··· Data lines
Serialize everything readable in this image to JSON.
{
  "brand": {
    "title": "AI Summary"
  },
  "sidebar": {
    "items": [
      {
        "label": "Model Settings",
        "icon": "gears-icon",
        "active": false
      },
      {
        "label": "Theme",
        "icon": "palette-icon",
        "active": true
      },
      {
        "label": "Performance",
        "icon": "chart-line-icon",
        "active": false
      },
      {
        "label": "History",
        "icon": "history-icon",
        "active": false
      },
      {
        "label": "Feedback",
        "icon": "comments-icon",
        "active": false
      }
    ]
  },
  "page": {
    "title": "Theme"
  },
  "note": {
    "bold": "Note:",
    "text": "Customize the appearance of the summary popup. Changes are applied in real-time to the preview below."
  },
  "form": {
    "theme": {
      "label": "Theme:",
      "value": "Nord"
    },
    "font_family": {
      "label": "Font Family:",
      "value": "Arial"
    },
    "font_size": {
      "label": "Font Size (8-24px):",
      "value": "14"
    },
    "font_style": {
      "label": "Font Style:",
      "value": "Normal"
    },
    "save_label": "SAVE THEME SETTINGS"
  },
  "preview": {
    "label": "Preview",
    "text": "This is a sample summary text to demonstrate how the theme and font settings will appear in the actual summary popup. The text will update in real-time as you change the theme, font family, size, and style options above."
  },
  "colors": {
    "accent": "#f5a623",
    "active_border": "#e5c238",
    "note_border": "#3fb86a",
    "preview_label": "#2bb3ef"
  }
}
······
**Given exercise**
Output all of the material, please, exactly as it stands.

**Answer to this problem**
Serialize everything readable in this image to JSON.
{
  "brand": {
    "title": "AI Summary"
  },
  "sidebar": {
    "items": [
      {
        "label": "Model Settings",
        "icon": "gears-icon",
        "active": false
      },
      {
        "label": "Theme",
        "icon": "palette-icon",
        "active": true
      },
      {
        "label": "Performance",
        "icon": "chart-line-icon",
        "active": false
      },
      {
        "label": "History",
        "icon": "history-icon",
        "active": false
      },
      {
        "label": "Feedback",
        "icon": "comments-icon",
        "active": false
      }
    ]
  },
  "page": {
    "title": "Theme"
  },
  "note": {
    "bold": "Note:",
    "text": "Customize the appearance of the summary popup. Changes are applied in real-time to the preview below."
  },
  "form": {
    "theme": {
      "label": "Theme:",
      "value": "Nord"
    },
    "font_family": {
      "label": "Font Family:",
      "value": "Arial"
    },
    "font_size": {
      "label": "Font Size (8-24px):",
      "value": "14"
    },
    "font_style": {
      "label": "Font Style:",
      "value": "Normal"
    },
    "save_label": "SAVE THEME SETTINGS"
  },
  "preview": {
    "label": "Preview",
    "text": "This is a sample summary text to demonstrate how the theme and font settings will appear in the actual summary popup. The text will update in real-time as you change the theme, font family, size, and style options above."
  },
  "colors": {
    "accent": "#f5a623",
    "active_border": "#e5c238",
    "note_border": "#3fb86a",
    "preview_label": "#2bb3ef"
  }
}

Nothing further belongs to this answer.